Brief> A line counts if it contains the word "duur" at least once. State how many such lines the records contain, giving the number alone.
***** Provided data *****
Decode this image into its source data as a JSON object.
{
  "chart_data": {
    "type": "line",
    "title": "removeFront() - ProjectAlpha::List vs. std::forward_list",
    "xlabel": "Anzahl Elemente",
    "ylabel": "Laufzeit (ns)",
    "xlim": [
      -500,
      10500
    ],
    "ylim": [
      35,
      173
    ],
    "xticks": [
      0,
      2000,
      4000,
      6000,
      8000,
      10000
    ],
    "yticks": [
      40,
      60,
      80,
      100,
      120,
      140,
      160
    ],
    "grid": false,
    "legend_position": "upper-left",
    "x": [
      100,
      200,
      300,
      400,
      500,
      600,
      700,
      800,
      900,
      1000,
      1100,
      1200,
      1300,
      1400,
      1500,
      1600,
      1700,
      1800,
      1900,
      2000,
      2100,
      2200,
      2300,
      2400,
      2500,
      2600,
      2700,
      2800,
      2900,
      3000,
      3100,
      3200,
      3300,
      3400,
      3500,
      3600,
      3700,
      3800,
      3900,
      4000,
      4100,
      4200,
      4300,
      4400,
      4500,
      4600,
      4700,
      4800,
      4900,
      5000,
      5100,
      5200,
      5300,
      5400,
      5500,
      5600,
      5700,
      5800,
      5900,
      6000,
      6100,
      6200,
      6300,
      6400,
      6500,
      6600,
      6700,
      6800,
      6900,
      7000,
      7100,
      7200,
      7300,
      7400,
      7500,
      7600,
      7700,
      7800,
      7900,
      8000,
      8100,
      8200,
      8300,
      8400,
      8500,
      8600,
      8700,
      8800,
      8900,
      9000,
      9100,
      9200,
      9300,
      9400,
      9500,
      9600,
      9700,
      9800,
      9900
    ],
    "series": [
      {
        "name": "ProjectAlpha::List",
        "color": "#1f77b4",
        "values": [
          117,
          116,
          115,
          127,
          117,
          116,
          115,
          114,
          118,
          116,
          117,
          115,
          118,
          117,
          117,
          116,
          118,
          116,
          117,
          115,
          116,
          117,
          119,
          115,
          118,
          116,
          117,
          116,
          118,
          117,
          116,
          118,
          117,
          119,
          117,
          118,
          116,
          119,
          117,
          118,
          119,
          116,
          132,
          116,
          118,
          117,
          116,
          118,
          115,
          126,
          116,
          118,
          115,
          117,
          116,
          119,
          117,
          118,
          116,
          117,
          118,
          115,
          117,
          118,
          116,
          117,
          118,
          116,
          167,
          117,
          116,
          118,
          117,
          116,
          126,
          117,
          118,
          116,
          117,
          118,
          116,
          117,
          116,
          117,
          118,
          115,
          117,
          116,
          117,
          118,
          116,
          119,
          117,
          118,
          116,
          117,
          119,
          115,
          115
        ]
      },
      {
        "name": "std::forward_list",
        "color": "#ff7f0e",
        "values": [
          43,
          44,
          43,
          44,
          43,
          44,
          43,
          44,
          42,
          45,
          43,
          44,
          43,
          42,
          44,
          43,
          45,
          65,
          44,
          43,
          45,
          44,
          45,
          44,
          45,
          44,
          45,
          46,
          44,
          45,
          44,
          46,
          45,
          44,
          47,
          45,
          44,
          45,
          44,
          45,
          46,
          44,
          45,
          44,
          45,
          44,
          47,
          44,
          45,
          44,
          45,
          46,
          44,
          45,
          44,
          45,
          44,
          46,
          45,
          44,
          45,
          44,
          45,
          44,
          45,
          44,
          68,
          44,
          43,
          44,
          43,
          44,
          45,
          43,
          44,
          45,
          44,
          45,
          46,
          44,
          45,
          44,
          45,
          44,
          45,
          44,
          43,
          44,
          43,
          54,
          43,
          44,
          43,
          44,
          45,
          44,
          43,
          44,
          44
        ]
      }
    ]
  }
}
*****
***** Provided data *****
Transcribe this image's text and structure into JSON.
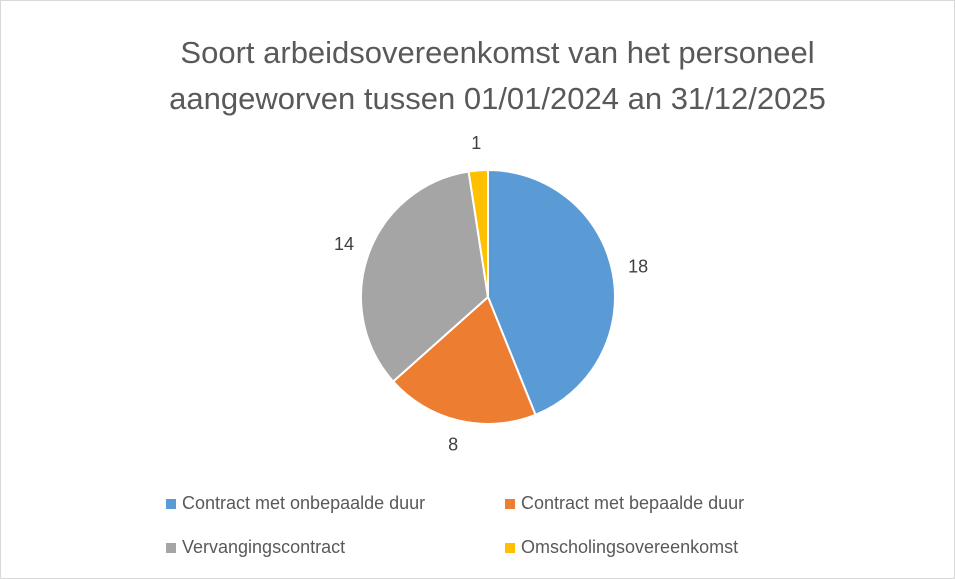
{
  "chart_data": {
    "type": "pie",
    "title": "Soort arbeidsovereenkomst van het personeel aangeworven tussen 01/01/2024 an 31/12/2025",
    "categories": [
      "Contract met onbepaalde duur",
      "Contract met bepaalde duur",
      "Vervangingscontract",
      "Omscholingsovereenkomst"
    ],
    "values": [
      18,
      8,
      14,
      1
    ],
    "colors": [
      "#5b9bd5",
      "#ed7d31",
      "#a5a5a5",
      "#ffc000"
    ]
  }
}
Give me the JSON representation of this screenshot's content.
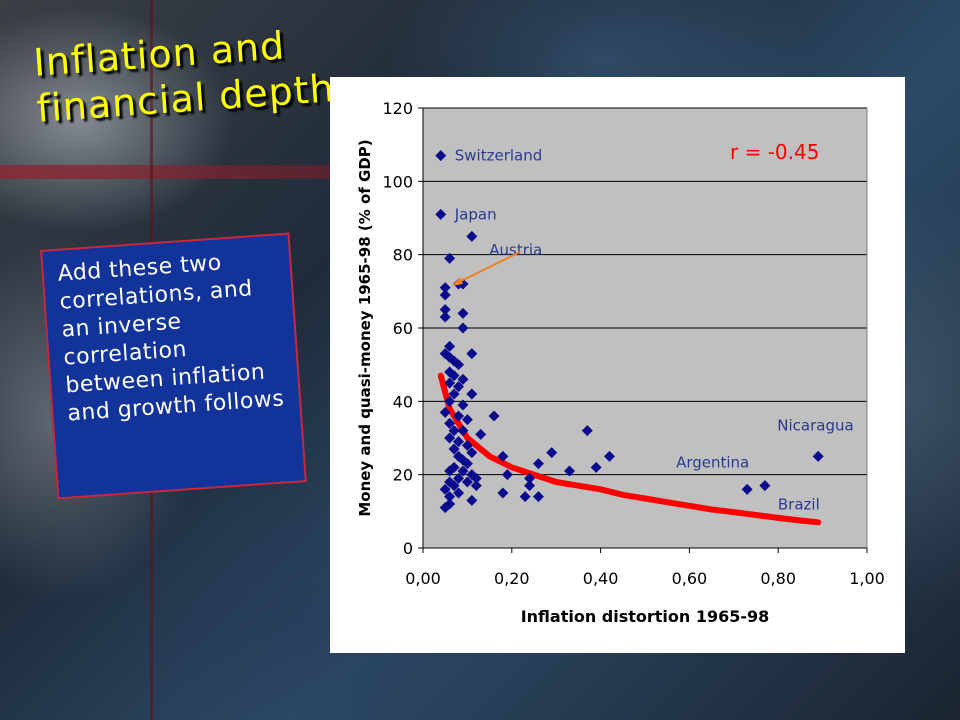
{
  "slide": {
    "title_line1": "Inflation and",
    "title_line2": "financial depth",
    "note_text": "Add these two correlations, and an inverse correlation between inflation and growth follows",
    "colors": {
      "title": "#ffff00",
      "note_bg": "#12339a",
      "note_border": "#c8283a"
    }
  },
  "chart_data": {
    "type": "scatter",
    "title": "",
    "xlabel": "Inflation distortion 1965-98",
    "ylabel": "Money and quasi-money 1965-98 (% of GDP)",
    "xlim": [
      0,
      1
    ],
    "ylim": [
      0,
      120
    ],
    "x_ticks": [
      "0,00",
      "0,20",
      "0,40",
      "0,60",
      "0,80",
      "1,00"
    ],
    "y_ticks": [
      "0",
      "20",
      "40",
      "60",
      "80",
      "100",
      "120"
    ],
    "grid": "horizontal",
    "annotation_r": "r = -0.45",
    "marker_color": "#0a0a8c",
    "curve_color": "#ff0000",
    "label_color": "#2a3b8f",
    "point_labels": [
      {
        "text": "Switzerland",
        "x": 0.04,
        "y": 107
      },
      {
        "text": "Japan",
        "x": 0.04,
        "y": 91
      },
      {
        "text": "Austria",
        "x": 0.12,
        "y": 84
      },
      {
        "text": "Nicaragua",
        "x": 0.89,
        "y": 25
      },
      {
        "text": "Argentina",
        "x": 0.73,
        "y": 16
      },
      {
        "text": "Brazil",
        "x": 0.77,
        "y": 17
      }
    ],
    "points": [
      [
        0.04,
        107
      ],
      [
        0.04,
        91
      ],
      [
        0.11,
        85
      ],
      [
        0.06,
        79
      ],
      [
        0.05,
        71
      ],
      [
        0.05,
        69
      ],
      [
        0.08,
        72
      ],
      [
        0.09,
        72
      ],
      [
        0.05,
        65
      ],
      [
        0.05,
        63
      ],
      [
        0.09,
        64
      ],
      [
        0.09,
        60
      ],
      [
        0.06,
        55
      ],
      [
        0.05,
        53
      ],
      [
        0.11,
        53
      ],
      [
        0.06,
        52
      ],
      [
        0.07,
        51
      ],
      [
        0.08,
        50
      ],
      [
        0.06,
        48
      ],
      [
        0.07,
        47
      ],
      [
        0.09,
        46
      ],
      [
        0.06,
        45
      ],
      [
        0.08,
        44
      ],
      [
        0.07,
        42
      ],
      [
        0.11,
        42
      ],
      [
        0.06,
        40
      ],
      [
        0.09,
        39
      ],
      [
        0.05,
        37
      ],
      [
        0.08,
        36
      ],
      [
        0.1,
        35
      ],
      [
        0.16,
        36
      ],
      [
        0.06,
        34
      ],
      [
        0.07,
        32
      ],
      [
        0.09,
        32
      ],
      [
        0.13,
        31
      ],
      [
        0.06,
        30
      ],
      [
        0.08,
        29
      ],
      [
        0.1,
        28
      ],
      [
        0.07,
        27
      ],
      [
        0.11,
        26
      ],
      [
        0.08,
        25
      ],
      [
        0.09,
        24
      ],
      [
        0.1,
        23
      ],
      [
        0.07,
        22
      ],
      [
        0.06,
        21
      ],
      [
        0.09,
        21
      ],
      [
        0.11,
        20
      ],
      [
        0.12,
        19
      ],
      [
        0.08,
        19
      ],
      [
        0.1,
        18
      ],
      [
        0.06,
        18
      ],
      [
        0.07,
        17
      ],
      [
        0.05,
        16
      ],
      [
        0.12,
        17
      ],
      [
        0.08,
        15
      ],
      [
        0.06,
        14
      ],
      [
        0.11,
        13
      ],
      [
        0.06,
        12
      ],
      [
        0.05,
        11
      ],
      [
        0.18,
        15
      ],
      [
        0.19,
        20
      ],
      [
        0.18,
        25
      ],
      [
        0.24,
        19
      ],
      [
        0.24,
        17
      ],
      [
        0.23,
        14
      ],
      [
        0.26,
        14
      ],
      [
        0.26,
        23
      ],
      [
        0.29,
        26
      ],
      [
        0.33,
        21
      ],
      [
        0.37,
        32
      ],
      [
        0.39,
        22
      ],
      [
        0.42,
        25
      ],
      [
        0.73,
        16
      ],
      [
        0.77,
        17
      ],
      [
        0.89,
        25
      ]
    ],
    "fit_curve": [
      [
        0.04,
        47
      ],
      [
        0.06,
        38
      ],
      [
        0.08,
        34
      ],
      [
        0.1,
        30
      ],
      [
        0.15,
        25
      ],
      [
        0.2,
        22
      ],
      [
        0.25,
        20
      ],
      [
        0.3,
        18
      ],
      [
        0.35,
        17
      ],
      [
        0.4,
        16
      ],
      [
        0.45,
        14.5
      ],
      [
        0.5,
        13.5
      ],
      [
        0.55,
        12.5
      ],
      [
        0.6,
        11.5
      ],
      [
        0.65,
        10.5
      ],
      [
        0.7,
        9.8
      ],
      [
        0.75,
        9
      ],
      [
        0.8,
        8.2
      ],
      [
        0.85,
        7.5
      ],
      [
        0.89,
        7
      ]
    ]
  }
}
*****
Reply to the task> 2